**Supplied information**
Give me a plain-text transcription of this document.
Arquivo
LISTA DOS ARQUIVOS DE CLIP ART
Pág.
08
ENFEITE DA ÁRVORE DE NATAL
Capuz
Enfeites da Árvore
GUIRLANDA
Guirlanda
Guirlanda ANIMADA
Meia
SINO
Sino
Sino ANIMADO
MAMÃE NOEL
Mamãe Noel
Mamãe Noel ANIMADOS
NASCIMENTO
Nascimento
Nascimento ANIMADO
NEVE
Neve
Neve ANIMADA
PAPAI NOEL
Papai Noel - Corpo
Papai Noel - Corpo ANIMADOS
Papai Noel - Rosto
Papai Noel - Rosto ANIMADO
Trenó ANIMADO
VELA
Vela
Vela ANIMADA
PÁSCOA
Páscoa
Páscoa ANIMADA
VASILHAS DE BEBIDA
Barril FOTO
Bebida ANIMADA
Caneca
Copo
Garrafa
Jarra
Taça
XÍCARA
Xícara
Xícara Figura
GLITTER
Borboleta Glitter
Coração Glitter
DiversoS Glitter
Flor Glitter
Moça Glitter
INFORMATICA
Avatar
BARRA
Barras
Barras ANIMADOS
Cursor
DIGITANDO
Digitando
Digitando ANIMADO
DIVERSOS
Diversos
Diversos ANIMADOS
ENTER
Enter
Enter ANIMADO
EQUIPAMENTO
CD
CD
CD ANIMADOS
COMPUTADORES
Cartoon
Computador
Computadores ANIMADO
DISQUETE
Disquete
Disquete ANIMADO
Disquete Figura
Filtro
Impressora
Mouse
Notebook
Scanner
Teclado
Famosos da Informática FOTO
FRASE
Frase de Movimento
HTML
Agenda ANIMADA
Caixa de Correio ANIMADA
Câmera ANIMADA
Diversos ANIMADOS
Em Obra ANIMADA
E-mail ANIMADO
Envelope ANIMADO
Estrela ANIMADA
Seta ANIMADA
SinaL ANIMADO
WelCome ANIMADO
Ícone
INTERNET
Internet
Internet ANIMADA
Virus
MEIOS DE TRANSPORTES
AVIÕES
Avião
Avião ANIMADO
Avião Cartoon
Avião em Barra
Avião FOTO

**What is needed**
Retype all the data, changing nothing.

**Problem solution**
Give me a plain-text transcription of this document.
Arquivo
LISTA DOS ARQUIVOS DE CLIP ART
Pág.
08
ENFEITE DA ÁRVORE DE NATAL
Capuz
Enfeites da Árvore
GUIRLANDA
Guirlanda
Guirlanda ANIMADA
Meia
SINO
Sino
Sino ANIMADO
MAMÃE NOEL
Mamãe Noel
Mamãe Noel ANIMADOS
NASCIMENTO
Nascimento
Nascimento ANIMADO
NEVE
Neve
Neve ANIMADA
PAPAI NOEL
Papai Noel - Corpo
Papai Noel - Corpo ANIMADOS
Papai Noel - Rosto
Papai Noel - Rosto ANIMADO
Trenó ANIMADO
VELA
Vela
Vela ANIMADA
PÁSCOA
Páscoa
Páscoa ANIMADA
VASILHAS DE BEBIDA
Barril FOTO
Bebida ANIMADA
Caneca
Copo
Garrafa
Jarra
Taça
XÍCARA
Xícara
Xícara Figura
GLITTER
Borboleta Glitter
Coração Glitter
DiversoS Glitter
Flor Glitter
Moça Glitter
INFORMATICA
Avatar
BARRA
Barras
Barras ANIMADOS
Cursor
DIGITANDO
Digitando
Digitando ANIMADO
DIVERSOS
Diversos
Diversos ANIMADOS
ENTER
Enter
Enter ANIMADO
EQUIPAMENTO
CD
CD
CD ANIMADOS
COMPUTADORES
Cartoon
Computador
Computadores ANIMADO
DISQUETE
Disquete
Disquete ANIMADO
Disquete Figura
Filtro
Impressora
Mouse
Notebook
Scanner
Teclado
Famosos da Informática FOTO
FRASE
Frase de Movimento
HTML
Agenda ANIMADA
Caixa de Correio ANIMADA
Câmera ANIMADA
Diversos ANIMADOS
Em Obra ANIMADA
E-mail ANIMADO
Envelope ANIMADO
Estrela ANIMADA
Seta ANIMADA
SinaL ANIMADO
WelCome ANIMADO
Ícone
INTERNET
Internet
Internet ANIMADA
Virus
MEIOS DE TRANSPORTES
AVIÕES
Avião
Avião ANIMADO
Avião Cartoon
Avião em Barra
Avião FOTO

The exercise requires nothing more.